*Requirement:*
Output the material below unchanged, apart from leaving out the pictures.

○ ○ ○

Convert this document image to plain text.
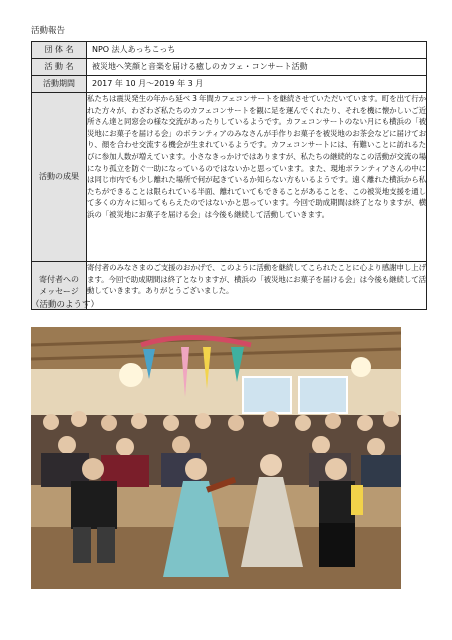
活動報告
団 体 名	NPO 法人あっちこっち
活 動 名	被災地へ笑顔と音楽を届ける癒しのカフェ・コンサート活動
活動期間	2017 年 10 月〜2019 年 3 月
活動の成果	私たちは震災発生の年から延べ 3 年間カフェコンサートを継続させていただいています。町を出て行かれた方々が、わざわざ私たちのカフェコンサートを観に足を運んでくれたり、それを機に懐かしいご近所さん達と同窓会の様な交流があったりしているようです。カフェコンサートのない月にも横浜の「被災地にお菓子を届ける会」のボランティアのみなさんが手作りお菓子を被災地のお茶会などに届けており、顔を合わせ交流する機会が生まれているようです。カフェコンサートには、有難いことに訪れるたびに参加人数が増えています。小さなきっかけではありますが、私たちの継続的なこの活動が交流の場になり孤立を防ぐ一助になっているのではないかと思っています。また、現地ボランティアさんの中には同じ市内でも少し離れた場所で何が起きているか知らない方もいるようです。遠く離れた横浜から私たちができることは限られている半面、離れていてもできることがあることを、この被災地支援を通して多くの方々に知ってもらえたのではないかと思っています。今回で助成期間は終了となりますが、横浜の「被災地にお菓子を届ける会」は今後も継続して活動していきます。
寄付者への
メッセージ	寄付者のみなさまのご支援のおかげで、このように活動を継続してこられたことに心より感謝申し上げます。今回で助成期間は終了となりますが、横浜の「被災地にお菓子を届ける会」は今後も継続して活動していきます。ありがとうございました。
（活動のようす）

○ ○ ○

*Answer to the problem:*
Convert this document image to plain text.
活動報告
団 体 名	NPO 法人あっちこっち
活 動 名	被災地へ笑顔と音楽を届ける癒しのカフェ・コンサート活動
活動期間	2017 年 10 月〜2019 年 3 月
活動の成果	私たちは震災発生の年から延べ 3 年間カフェコンサートを継続させていただいています。町を出て行かれた方々が、わざわざ私たちのカフェコンサートを観に足を運んでくれたり、それを機に懐かしいご近所さん達と同窓会の様な交流があったりしているようです。カフェコンサートのない月にも横浜の「被災地にお菓子を届ける会」のボランティアのみなさんが手作りお菓子を被災地のお茶会などに届けており、顔を合わせ交流する機会が生まれているようです。カフェコンサートには、有難いことに訪れるたびに参加人数が増えています。小さなきっかけではありますが、私たちの継続的なこの活動が交流の場になり孤立を防ぐ一助になっているのではないかと思っています。また、現地ボランティアさんの中には同じ市内でも少し離れた場所で何が起きているか知らない方もいるようです。遠く離れた横浜から私たちができることは限られている半面、離れていてもできることがあることを、この被災地支援を通して多くの方々に知ってもらえたのではないかと思っています。今回で助成期間は終了となりますが、横浜の「被災地にお菓子を届ける会」は今後も継続して活動していきます。
寄付者への
メッセージ	寄付者のみなさまのご支援のおかげで、このように活動を継続してこられたことに心より感謝申し上げます。今回で助成期間は終了となりますが、横浜の「被災地にお菓子を届ける会」は今後も継続して活動していきます。ありがとうございました。
（活動のようす）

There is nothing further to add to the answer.